(Collected data)
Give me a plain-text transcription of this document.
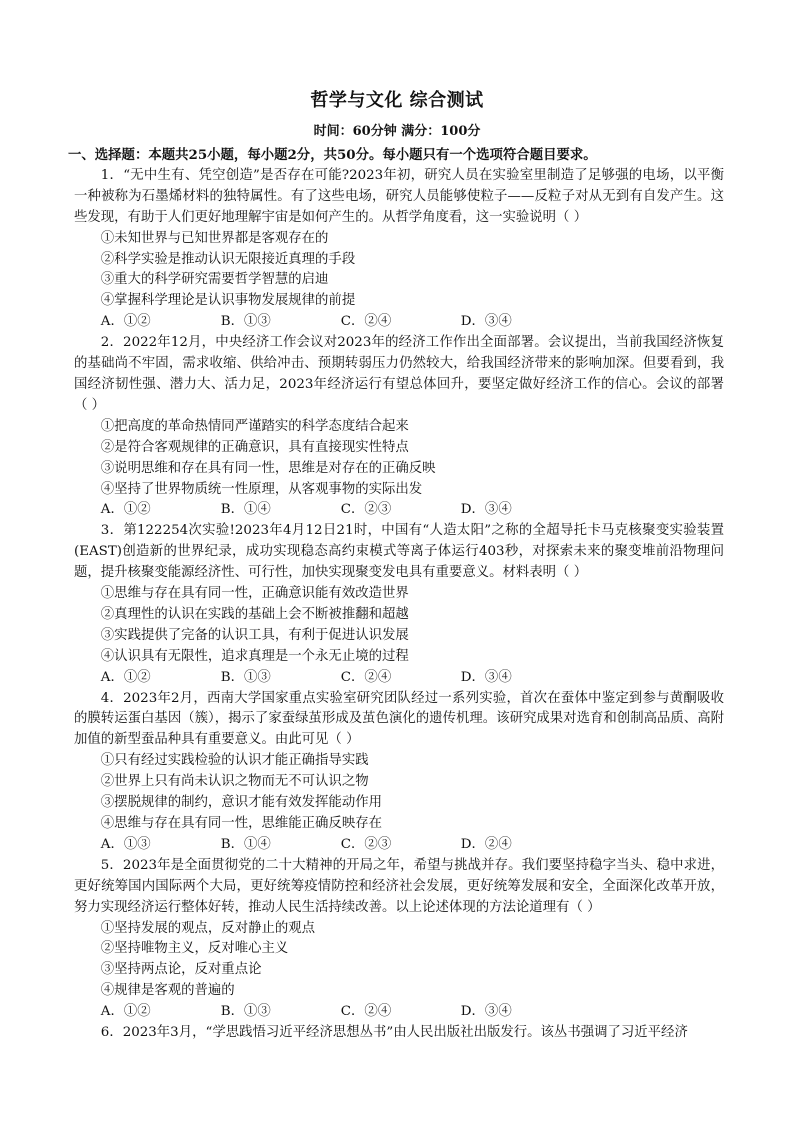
哲学与文化 综合测试
时间：60分钟 满分：100分
一、选择题：本题共25小题，每小题2分，共50分。每小题只有一个选项符合题目要求。
1．“无中生有、凭空创造”是否存在可能?2023年初，研究人员在实验室里制造了足够强的电场，以平衡一种被称为石墨烯材料的独特属性。有了这些电场，研究人员能够使粒子——反粒子对从无到有自发产生。这些发现，有助于人们更好地理解宇宙是如何产生的。从哲学角度看，这一实验说明（ ）
①未知世界与已知世界都是客观存在的
②科学实验是推动认识无限接近真理的手段
③重大的科学研究需要哲学智慧的启迪
④掌握科学理论是认识事物发展规律的前提
A．①②	B．①③	C．②④	D．③④
2．2022年12月，中央经济工作会议对2023年的经济工作作出全面部署。会议提出，当前我国经济恢复的基础尚不牢固，需求收缩、供给冲击、预期转弱压力仍然较大，给我国经济带来的影响加深。但要看到，我国经济韧性强、潜力大、活力足，2023年经济运行有望总体回升，要坚定做好经济工作的信心。会议的部署（ ）
①把高度的革命热情同严谨踏实的科学态度结合起来
②是符合客观规律的正确意识，具有直接现实性特点
③说明思维和存在具有同一性，思维是对存在的正确反映
④坚持了世界物质统一性原理，从客观事物的实际出发
A．①②	B．①④	C．②③	D．③④
3．第122254次实验!2023年4月12日21时，中国有“人造太阳”之称的全超导托卡马克核聚变实验装置(EAST)创造新的世界纪录，成功实现稳态高约束模式等离子体运行403秒，对探索未来的聚变堆前沿物理问题，提升核聚变能源经济性、可行性，加快实现聚变发电具有重要意义。材料表明（ ）
①思维与存在具有同一性，正确意识能有效改造世界
②真理性的认识在实践的基础上会不断被推翻和超越
③实践提供了完备的认识工具，有利于促进认识发展
④认识具有无限性，追求真理是一个永无止境的过程
A．①②	B．①③	C．②④	D．③④
4．2023年2月，西南大学国家重点实验室研究团队经过一系列实验，首次在蚕体中鉴定到参与黄酮吸收的膜转运蛋白基因（簇），揭示了家蚕绿茧形成及茧色演化的遗传机理。该研究成果对选育和创制高品质、高附加值的新型蚕品种具有重要意义。由此可见（ ）
①只有经过实践检验的认识才能正确指导实践
②世界上只有尚未认识之物而无不可认识之物
③摆脱规律的制约，意识才能有效发挥能动作用
④思维与存在具有同一性，思维能正确反映存在
A．①③	B．①④	C．②③	D．②④
5．2023年是全面贯彻党的二十大精神的开局之年，希望与挑战并存。我们要坚持稳字当头、稳中求进，更好统筹国内国际两个大局，更好统筹疫情防控和经济社会发展，更好统筹发展和安全，全面深化改革开放，努力实现经济运行整体好转，推动人民生活持续改善。以上论述体现的方法论道理有（ ）
①坚持发展的观点，反对静止的观点
②坚持唯物主义，反对唯心主义
③坚持两点论，反对重点论
④规律是客观的普遍的
A．①②	B．①③	C．②④	D．③④
6．2023年3月，“学思践悟习近平经济思想丛书”由人民出版社出版发行。该丛书强调了习近平经济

* **Work required**
Copy the whole listing above word for word but do not carry over the pictures.

* **Complete answer**
Give me a plain-text transcription of this document.
哲学与文化 综合测试
时间：60分钟 满分：100分
一、选择题：本题共25小题，每小题2分，共50分。每小题只有一个选项符合题目要求。
1．“无中生有、凭空创造”是否存在可能?2023年初，研究人员在实验室里制造了足够强的电场，以平衡一种被称为石墨烯材料的独特属性。有了这些电场，研究人员能够使粒子——反粒子对从无到有自发产生。这些发现，有助于人们更好地理解宇宙是如何产生的。从哲学角度看，这一实验说明（ ）
①未知世界与已知世界都是客观存在的
②科学实验是推动认识无限接近真理的手段
③重大的科学研究需要哲学智慧的启迪
④掌握科学理论是认识事物发展规律的前提
A．①②	B．①③	C．②④	D．③④
2．2022年12月，中央经济工作会议对2023年的经济工作作出全面部署。会议提出，当前我国经济恢复的基础尚不牢固，需求收缩、供给冲击、预期转弱压力仍然较大，给我国经济带来的影响加深。但要看到，我国经济韧性强、潜力大、活力足，2023年经济运行有望总体回升，要坚定做好经济工作的信心。会议的部署（ ）
①把高度的革命热情同严谨踏实的科学态度结合起来
②是符合客观规律的正确意识，具有直接现实性特点
③说明思维和存在具有同一性，思维是对存在的正确反映
④坚持了世界物质统一性原理，从客观事物的实际出发
A．①②	B．①④	C．②③	D．③④
3．第122254次实验!2023年4月12日21时，中国有“人造太阳”之称的全超导托卡马克核聚变实验装置(EAST)创造新的世界纪录，成功实现稳态高约束模式等离子体运行403秒，对探索未来的聚变堆前沿物理问题，提升核聚变能源经济性、可行性，加快实现聚变发电具有重要意义。材料表明（ ）
①思维与存在具有同一性，正确意识能有效改造世界
②真理性的认识在实践的基础上会不断被推翻和超越
③实践提供了完备的认识工具，有利于促进认识发展
④认识具有无限性，追求真理是一个永无止境的过程
A．①②	B．①③	C．②④	D．③④
4．2023年2月，西南大学国家重点实验室研究团队经过一系列实验，首次在蚕体中鉴定到参与黄酮吸收的膜转运蛋白基因（簇），揭示了家蚕绿茧形成及茧色演化的遗传机理。该研究成果对选育和创制高品质、高附加值的新型蚕品种具有重要意义。由此可见（ ）
①只有经过实践检验的认识才能正确指导实践
②世界上只有尚未认识之物而无不可认识之物
③摆脱规律的制约，意识才能有效发挥能动作用
④思维与存在具有同一性，思维能正确反映存在
A．①③	B．①④	C．②③	D．②④
5．2023年是全面贯彻党的二十大精神的开局之年，希望与挑战并存。我们要坚持稳字当头、稳中求进，更好统筹国内国际两个大局，更好统筹疫情防控和经济社会发展，更好统筹发展和安全，全面深化改革开放，努力实现经济运行整体好转，推动人民生活持续改善。以上论述体现的方法论道理有（ ）
①坚持发展的观点，反对静止的观点
②坚持唯物主义，反对唯心主义
③坚持两点论，反对重点论
④规律是客观的普遍的
A．①②	B．①③	C．②④	D．③④
6．2023年3月，“学思践悟习近平经济思想丛书”由人民出版社出版发行。该丛书强调了习近平经济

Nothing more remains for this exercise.